__SUPPLIED TEXT__:
##########
VTMOP

Instructions for Writing a Blackbox Multiobjective Function for VTMOP_SOLVE

The driver subroutine VTMOP_SOLVE accepts, among other parameters, a Fortran subroutine OBJ_FUNC that implements the blackbox multiobjective cost function F. The interface block for OBJ_FUNC is as follows.

    INTERFACE
       SUBROUTINE OBJ_FUNC(C, V, IERR)
          USE REAL_PRECISION, ONLY : R8
          REAL(KIND=R8), INTENT(IN) :: C(:)
          REAL(KIND=R8), INTENT(OUT) :: V(:)
          INTEGER, INTENT(OUT) :: IERR
       END SUBROUTINE OBJ_FUNC
    END INTERFACE

In the above interface block,

C(1:D) is a REAL input array containing the D design variables,
V(1:P) is a REAL output array returning the P objective values, and
IERR is an integer valued error flag --- IERR .EQ. 0 indicates success, IERR .NE. 0 .OR. ANY(IEEE_IS_NAN(V(:))) indicates a missing value.

This page provides advice and examples for users of VTMOP_SOLVE, when implementing F as a Fortran 2008 subroutine, matching the above interface.

There are four cases that will be covered:

when F is already available as a Fortran function,
when call_f is an ISO C/C++ function implementing F,
when APPLE is a command line executable implementing F, and
when F is the result of an MPI executable.
##########
__MATERIAL SUPPLIED__:
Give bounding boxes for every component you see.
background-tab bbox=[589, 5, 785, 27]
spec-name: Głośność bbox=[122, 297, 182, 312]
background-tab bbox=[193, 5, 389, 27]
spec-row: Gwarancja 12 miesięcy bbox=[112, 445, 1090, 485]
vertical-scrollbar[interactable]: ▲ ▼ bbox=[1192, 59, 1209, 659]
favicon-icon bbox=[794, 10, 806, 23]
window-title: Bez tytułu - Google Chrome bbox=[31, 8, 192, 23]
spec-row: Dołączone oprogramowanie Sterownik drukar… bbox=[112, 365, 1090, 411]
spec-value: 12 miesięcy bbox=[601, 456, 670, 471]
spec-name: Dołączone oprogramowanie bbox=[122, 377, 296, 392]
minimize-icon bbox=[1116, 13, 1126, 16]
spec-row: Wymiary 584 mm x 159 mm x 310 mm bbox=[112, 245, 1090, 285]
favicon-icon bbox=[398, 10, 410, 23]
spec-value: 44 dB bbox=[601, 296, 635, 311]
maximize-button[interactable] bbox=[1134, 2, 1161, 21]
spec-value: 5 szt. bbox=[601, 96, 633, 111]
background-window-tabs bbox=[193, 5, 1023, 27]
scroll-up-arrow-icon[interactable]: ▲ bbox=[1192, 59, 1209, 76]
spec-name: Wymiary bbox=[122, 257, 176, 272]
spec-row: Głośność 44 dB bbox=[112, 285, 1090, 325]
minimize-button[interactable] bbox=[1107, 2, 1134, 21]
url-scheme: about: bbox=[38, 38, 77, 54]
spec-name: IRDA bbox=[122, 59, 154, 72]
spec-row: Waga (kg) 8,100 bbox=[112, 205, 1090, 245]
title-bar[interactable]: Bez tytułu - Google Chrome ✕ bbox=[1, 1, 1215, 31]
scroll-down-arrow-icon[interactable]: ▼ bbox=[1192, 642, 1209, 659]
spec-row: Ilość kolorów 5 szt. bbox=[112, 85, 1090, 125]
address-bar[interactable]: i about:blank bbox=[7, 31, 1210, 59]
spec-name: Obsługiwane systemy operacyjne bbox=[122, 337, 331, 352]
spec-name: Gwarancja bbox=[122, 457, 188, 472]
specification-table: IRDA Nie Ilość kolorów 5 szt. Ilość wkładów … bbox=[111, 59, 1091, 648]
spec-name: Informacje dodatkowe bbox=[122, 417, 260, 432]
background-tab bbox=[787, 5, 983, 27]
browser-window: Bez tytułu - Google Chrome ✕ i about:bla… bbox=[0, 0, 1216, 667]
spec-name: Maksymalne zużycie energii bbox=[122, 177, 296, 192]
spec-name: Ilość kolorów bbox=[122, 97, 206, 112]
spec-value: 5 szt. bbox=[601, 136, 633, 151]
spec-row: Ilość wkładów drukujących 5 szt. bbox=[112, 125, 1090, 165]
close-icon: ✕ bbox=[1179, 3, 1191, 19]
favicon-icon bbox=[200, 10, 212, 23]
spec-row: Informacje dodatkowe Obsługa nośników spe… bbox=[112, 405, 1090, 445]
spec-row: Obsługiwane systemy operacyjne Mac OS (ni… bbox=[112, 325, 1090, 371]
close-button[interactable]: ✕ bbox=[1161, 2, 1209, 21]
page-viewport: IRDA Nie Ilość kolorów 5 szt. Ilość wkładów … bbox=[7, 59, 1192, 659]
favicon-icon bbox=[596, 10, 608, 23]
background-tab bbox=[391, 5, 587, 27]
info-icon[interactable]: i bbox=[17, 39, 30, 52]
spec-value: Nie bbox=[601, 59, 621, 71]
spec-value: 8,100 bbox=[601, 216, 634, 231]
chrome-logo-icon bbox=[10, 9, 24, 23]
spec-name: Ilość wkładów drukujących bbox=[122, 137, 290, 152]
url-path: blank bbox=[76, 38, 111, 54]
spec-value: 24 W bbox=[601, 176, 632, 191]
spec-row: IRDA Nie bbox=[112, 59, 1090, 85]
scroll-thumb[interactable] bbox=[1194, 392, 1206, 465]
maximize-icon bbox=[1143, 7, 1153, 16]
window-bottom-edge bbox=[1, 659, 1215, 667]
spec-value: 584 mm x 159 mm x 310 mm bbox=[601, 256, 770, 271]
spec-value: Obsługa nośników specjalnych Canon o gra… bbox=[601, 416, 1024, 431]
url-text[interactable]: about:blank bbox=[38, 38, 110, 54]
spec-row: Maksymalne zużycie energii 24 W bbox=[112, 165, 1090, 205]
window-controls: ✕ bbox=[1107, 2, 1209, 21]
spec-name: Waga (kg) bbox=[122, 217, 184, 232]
##########
__WHAT TO DO__:
A. Answer these from the VTMOP_SOLVE instructions, one line each:
(i) What does an IERR value equal to 0 indicate?
(ii) Which Fortran standard should the subroutine implementing F follow?
(iii) How many cases does the page say it will cover?
B. Write the next part of the VTMOP_SOLVE instructions, picking up after the list of four cases.

__EXPECTED RESULTS__:
A.
(i) Success.
(ii) Fortran 2008.
(iii) Four.

B.
Additionally, advice/examples are given for using the last two options when VTMOP_SOLVE is run with parallel function evaluations (when PFLAG=1 or PFLAG=3).

F is a Fortran function

The simplest case is when F is already implemented as a Fortran function. Then OBJ_FUNC could be implemented as follows.

    SUBROUTINE OBJ_FUNC(C, V, IERR)
       USE REAL_PRECISION, ONLY : R8
       USE IEEE_ARITHMETIC, ONLY : IEEE_IS_NAN
       REAL(KIND=R8), INTENT(IN) :: C(:)
       REAL(KIND=R8), INTENT(OUT) :: V(:)
       INTEGER, INTENT(OUT) :: IERR
    
       V(:) = F(C(:))
       IF (ANY(IEEE_IS_NAN(V(:)))) THEN
          IERR = 1
       ELSE
          IERR = 0
       END IF
    
       RETURN
    END SUBROUTINE OBJ_FUNC

F is a C/C++ function

Another simple case is when F has been implemented as an ISO C/C++ function. Consider the following interface.

    void call_f(double *c, double *v, int *ierr);

In the above ISO C interface for F,

c is the starting address for a block of memory containing the D design variables (as C doubles),
v is the starting address for a block of memory containing the P objective values (as C doubles), and
ierr is the address for a C int returning an error flag (same contents as IERR).

Note that if call_f is an ISO C++ function, then an ISO C interface can be produced by adding the following statement into the C++ file where call_f is defined.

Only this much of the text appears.